Aim: Work out how many lines in the entries contain the string "this", and give nothing but that number.

Exercise inputs:
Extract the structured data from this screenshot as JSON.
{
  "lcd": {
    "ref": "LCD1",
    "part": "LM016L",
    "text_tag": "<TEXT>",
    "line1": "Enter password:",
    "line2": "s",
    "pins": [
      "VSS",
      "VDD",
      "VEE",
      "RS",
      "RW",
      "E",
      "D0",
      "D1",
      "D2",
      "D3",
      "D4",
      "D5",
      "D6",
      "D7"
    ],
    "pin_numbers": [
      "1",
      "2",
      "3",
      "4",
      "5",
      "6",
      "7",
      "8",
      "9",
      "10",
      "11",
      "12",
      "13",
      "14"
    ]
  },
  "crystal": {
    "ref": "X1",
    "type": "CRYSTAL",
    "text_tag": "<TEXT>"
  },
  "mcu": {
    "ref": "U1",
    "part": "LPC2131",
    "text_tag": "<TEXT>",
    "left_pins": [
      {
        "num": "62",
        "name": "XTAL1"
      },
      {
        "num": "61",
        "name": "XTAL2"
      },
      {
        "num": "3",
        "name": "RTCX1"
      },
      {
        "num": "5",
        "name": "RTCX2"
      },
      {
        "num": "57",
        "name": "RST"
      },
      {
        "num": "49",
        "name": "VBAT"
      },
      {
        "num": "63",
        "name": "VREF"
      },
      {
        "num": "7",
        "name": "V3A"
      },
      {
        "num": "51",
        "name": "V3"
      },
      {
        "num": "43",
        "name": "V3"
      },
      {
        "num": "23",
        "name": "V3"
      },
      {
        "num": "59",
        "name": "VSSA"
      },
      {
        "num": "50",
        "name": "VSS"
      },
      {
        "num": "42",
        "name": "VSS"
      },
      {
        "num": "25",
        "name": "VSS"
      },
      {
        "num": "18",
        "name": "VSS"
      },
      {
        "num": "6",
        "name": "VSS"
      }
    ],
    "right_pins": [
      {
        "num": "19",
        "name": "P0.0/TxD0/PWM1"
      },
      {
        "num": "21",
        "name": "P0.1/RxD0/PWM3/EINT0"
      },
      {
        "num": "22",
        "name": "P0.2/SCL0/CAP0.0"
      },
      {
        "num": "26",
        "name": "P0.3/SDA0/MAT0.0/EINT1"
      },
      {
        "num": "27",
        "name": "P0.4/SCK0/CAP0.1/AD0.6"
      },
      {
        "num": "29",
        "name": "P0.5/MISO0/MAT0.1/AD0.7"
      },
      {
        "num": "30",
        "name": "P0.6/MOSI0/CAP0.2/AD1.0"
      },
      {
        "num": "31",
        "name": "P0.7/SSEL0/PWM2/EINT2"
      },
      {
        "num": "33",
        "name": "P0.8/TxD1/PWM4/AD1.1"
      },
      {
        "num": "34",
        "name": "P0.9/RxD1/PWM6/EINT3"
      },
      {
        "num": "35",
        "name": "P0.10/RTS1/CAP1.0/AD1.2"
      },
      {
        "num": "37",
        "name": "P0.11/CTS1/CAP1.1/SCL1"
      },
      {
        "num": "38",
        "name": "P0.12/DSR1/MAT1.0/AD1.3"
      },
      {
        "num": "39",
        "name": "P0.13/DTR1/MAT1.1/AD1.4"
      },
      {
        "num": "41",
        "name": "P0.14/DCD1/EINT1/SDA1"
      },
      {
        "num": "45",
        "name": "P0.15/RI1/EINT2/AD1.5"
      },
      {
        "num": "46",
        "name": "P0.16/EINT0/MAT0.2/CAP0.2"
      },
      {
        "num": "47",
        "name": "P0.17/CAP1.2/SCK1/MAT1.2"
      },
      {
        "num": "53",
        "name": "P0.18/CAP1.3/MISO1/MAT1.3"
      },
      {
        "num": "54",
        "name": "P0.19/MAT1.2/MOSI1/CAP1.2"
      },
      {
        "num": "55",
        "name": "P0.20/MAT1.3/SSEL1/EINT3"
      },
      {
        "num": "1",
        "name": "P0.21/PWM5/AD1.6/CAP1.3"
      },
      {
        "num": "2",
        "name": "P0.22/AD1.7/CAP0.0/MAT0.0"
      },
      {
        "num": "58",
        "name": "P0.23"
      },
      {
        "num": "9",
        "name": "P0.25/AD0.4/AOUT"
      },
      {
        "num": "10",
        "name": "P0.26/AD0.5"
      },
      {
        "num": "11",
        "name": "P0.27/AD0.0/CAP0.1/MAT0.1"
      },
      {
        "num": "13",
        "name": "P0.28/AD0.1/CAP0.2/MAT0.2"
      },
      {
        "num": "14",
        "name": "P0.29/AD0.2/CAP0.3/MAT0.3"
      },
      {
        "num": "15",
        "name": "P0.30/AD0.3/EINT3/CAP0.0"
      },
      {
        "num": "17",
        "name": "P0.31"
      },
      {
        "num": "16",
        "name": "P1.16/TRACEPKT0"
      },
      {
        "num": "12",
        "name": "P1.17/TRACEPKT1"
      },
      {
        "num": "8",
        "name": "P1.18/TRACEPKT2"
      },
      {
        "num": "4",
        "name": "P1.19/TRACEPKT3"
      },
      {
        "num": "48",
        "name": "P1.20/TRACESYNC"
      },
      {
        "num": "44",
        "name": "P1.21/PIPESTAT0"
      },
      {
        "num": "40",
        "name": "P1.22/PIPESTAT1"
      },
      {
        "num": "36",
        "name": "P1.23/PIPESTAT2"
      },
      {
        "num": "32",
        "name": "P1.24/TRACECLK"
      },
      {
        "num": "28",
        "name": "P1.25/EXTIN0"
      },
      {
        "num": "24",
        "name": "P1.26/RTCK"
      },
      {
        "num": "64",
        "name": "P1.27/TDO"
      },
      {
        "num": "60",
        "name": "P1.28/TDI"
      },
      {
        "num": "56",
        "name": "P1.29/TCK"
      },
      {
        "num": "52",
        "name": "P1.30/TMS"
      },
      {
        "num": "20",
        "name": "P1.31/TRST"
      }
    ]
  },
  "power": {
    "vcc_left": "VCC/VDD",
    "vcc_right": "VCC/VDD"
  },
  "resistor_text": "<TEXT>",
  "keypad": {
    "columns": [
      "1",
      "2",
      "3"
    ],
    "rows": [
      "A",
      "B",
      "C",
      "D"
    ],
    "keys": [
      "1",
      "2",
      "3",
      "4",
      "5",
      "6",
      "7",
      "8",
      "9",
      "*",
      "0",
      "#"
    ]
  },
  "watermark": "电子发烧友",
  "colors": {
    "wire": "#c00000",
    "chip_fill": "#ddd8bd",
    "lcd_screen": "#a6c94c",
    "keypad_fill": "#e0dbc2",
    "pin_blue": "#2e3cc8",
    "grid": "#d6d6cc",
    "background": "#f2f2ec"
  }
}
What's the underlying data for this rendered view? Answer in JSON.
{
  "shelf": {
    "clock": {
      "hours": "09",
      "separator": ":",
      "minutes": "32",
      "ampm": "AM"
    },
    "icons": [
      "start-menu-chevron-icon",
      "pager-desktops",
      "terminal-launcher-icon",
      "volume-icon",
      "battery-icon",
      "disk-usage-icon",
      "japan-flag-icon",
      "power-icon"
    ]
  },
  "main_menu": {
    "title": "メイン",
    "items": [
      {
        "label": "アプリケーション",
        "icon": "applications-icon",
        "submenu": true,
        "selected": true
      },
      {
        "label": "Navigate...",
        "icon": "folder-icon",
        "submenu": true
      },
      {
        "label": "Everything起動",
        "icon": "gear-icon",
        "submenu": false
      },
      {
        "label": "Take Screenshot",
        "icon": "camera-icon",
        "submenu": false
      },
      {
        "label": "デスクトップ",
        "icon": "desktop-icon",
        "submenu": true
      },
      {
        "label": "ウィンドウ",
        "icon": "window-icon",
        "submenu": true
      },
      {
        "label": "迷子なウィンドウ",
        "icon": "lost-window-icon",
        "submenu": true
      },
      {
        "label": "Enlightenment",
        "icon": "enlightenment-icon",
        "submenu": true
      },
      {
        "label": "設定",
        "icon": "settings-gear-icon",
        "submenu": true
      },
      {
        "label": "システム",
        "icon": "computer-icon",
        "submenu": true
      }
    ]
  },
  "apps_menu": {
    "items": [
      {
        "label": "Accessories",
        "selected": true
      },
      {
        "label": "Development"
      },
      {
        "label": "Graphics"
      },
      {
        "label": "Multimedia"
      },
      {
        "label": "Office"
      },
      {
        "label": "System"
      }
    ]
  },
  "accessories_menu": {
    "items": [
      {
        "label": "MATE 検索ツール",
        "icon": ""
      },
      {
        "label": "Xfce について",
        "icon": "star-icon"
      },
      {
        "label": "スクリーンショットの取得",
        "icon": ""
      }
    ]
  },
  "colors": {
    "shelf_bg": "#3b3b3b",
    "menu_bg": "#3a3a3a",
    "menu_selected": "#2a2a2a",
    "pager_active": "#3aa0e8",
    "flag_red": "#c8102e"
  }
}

Expected output: 2